Cosa occorre →
Riscrivi parola per parola il passo del testo su Ernst Jünger che va da «C’è una sorta» fino a «ignorato o condannato.».

Testo riportato →
_ _ _ _ _ _ _

Le opere d’arte, in quanto opera, vivono di una vita in qualche modo autonoma rispetto ai loro autori, tant’è che, mutando le domande che vengono loro poste, danno luogo a interpretazioni a tratti finanche imprevedibili. Vale per tutti e per tutte le epoche e, dunque, a fortiori, anche per un autore tanto fecondo e in continua evoluzione quale è stato Ernst Jünger. 



C’è una sorta di filo di Arianna che percorre le sue numerose opere, quelle di «una vita lunga un secolo», come recita il titolo della sua bella biografia, a cura di Heimo Schwilk. Non è solo che Jünger è morto, nel 1998, alla non giovane età di 102 anni (era ormai prossimo ai 103!) perfettamente consapevole e lucido, lasciandosi dietro le spalle una serie impressionante di capolavori letterari e filosofici. E nemmeno che il «secolo» di Jünger, il XX, è quello che ha visto tutti i disastri di cui noi paghiamo le conseguenze. È che quello di Jünger è un percorso che attraversa tutto il dramma dell’uomo contemporaneo e lancia un messaggio poderoso: il nichilismo può essere superato solo se attraversato e non semplicemente ignorato o condannato. 



Si badi: attraversato, non necessariamente condiviso. Jünger, peraltro, dal nichilismo era partito, forse da un nichilismo estetico ed eroico, non vuoto e inconsistente, ma pur sempre nichilismo, almeno nella sua tensione profonda: quello che lo portava a meditare Nietzsche, mentre intorno a lui fischiavano i proiettili nelle trincee della Somme. Ferito quattordici volte, sopravvissuto alla Grande Guerra e pluridecorato, dalla croce di ferro alla Pour Le Mérite, l’ultima  assegnata dall’Impero tedesco prima della sua fine, Ernst Jünger divenne rapidamente un mito, di fronte a cui si fermò persino la furia totalizzante del Terzo Reich, che non riuscì mai a strumentalizzarlo o piegarlo. Jünger rappresentava, nelle sue cicatrici e nelle sue opere, la vecchia Germania dei grandi principi e valori, quella della terra e del sangue, orgogliosamente aristocratica nella comprensione di se medesima, ma sostanzialmente incompatibile con un modello ideologico totalizzante.



Il punto è che, anche quando si abbeverava ai miti nietzschiani, Jünger, in realtà, non era realmente e radicalmente nichilista, essendo piuttosto un uomo in ricerca, che si guardava intorno senza che i fondamenti, ereditati dalla tradizione, reggessero più. L’atteggiamento nichilista, per cui la norma dovrebbe limitarsi a codificare un desiderio lasciato a se stesso, gli era lontanissimo, quanto meno perché era la negazione della dimensione “eroica”. Per lui il desiderio veniva prima delle sue codificazioni. Alla fine delle Tempeste di acciaio — il fortunato romanzo in cui in uno stile freddo e impersonale viene presentata la guerra di trincea — Jünger ricorda l’alfiere morto per salvarlo, gravemente ferito nella terra di nessuno, dopo un assalto folle e disperato contro il Nemico che ormai avanzava dovunque. È Il cuore avventuroso, per citare il titolo di un altro suo celebre romanzo, a dettare all’alfiere quell’atto così coraggioso, non una serie di astratti principi filosofici.

_ _ _ _ _ _ _

Voci →

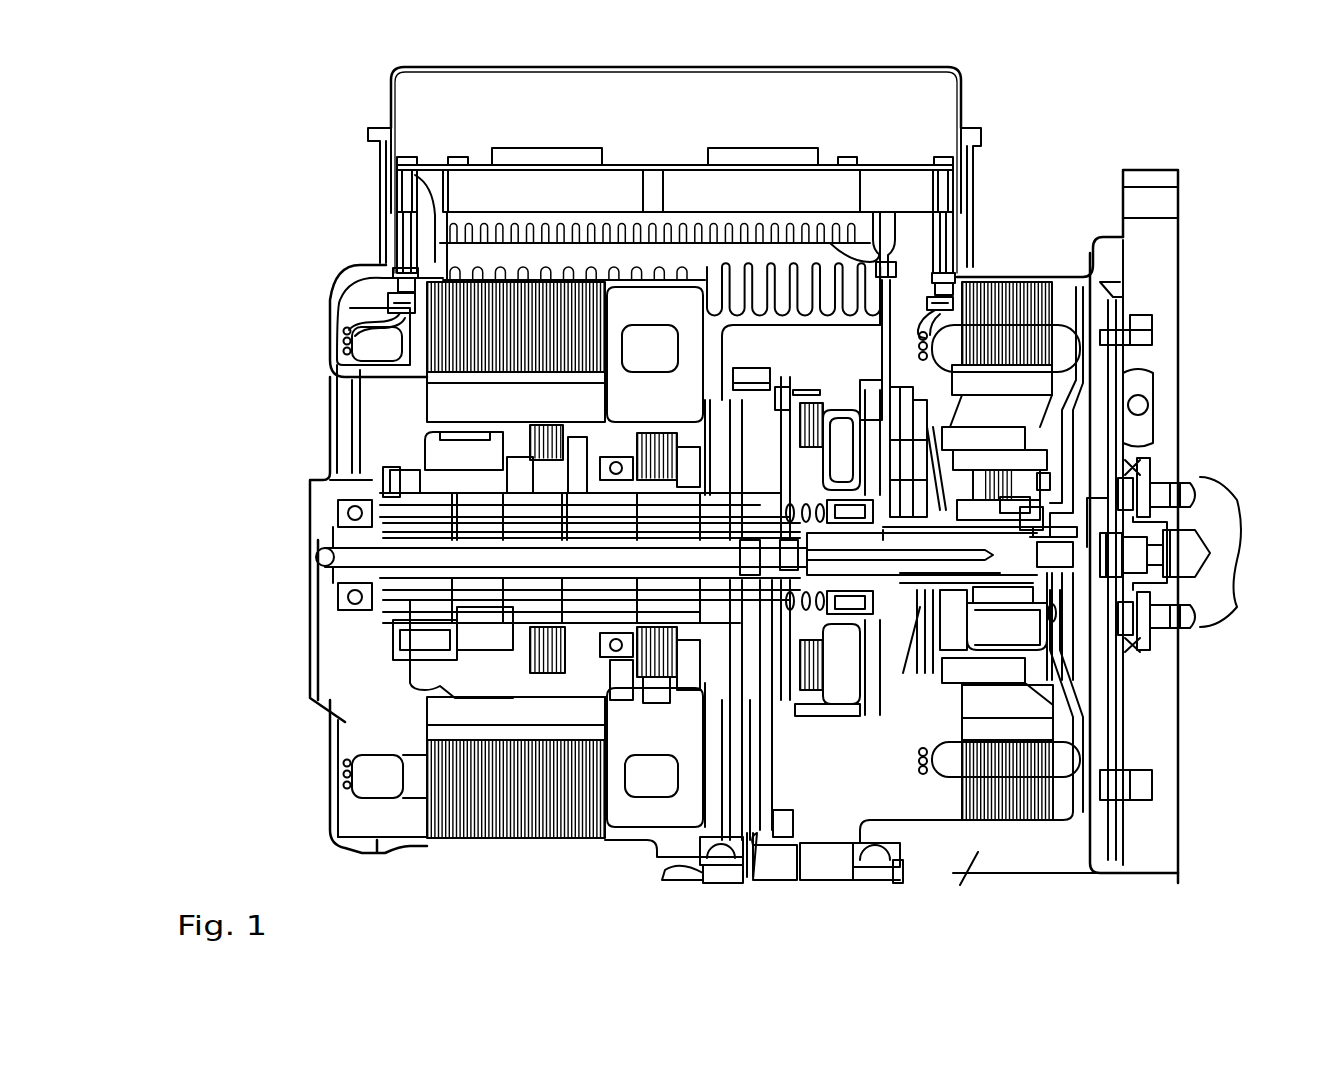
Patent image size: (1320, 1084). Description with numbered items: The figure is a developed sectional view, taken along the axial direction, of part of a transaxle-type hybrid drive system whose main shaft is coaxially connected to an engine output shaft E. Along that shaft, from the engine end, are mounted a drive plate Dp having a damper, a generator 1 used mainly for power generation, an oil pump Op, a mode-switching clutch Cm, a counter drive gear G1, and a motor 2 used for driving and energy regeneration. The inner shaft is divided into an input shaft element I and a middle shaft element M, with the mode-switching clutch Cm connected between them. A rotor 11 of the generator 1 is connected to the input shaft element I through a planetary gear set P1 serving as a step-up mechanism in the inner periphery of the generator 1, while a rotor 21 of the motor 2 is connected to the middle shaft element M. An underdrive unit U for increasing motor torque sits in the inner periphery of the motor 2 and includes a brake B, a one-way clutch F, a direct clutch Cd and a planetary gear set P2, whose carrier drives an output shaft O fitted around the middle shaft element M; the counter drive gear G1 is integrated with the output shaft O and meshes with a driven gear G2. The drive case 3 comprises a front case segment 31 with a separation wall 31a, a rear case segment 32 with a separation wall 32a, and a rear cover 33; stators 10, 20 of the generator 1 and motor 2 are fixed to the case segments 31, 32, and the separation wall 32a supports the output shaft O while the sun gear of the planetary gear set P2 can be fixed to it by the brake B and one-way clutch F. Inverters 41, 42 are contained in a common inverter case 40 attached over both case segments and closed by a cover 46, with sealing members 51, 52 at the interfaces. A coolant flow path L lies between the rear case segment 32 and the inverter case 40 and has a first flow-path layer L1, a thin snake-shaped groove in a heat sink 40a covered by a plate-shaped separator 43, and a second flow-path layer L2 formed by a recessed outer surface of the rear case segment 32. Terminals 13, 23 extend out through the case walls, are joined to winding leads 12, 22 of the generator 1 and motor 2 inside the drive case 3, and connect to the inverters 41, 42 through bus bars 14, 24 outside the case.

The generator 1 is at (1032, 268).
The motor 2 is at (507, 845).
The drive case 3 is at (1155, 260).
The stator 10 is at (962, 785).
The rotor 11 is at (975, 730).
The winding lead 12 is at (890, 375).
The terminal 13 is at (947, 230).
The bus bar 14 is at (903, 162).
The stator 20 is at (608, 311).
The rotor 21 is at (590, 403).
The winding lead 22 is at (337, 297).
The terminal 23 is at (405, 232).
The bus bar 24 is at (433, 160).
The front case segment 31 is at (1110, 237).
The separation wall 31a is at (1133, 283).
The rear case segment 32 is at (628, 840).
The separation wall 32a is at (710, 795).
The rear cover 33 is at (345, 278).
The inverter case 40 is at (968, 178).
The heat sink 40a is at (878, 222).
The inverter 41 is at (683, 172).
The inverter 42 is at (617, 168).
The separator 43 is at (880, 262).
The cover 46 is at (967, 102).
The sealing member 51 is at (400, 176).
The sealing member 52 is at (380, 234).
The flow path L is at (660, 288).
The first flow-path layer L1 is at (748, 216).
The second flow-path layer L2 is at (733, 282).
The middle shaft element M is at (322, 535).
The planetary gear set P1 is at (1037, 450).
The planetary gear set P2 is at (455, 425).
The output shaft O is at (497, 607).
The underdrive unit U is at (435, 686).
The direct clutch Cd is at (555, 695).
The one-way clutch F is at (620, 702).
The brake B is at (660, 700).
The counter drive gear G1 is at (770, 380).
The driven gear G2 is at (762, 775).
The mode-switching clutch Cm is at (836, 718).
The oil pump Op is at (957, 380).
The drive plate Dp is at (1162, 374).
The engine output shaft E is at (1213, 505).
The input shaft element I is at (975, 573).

_ _ _ _ _ _ _

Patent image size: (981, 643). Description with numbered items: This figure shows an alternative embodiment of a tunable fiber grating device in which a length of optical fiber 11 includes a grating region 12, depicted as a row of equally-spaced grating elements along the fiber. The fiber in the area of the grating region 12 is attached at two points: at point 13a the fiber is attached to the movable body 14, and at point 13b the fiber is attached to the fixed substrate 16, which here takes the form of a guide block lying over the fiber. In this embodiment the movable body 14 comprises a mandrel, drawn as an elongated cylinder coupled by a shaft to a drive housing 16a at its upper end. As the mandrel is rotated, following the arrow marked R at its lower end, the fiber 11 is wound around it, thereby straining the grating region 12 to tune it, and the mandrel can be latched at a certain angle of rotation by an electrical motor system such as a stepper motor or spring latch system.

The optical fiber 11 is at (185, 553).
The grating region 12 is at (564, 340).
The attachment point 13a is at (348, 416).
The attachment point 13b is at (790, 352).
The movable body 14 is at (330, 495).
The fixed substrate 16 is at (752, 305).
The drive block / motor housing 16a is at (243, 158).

_ _ _ _ _ _ _

Esito dell'esercizio →
C’è una sorta di filo di Arianna che percorre le sue numerose opere, quelle di «una vita lunga un secolo», come recita il titolo della sua bella biografia, a cura di Heimo Schwilk. Non è solo che Jünger è morto, nel 1998, alla non giovane età di 102 anni (era ormai prossimo ai 103!) perfettamente consapevole e lucido, lasciandosi dietro le spalle una serie impressionante di capolavori letterari e filosofici. E nemmeno che il «secolo» di Jünger, il XX, è quello che ha visto tutti i disastri di cui noi paghiamo le conseguenze. È che quello di Jünger è un percorso che attraversa tutto il dramma dell’uomo contemporaneo e lancia un messaggio poderoso: il nichilismo può essere superato solo se attraversato e non semplicemente ignorato o condannato.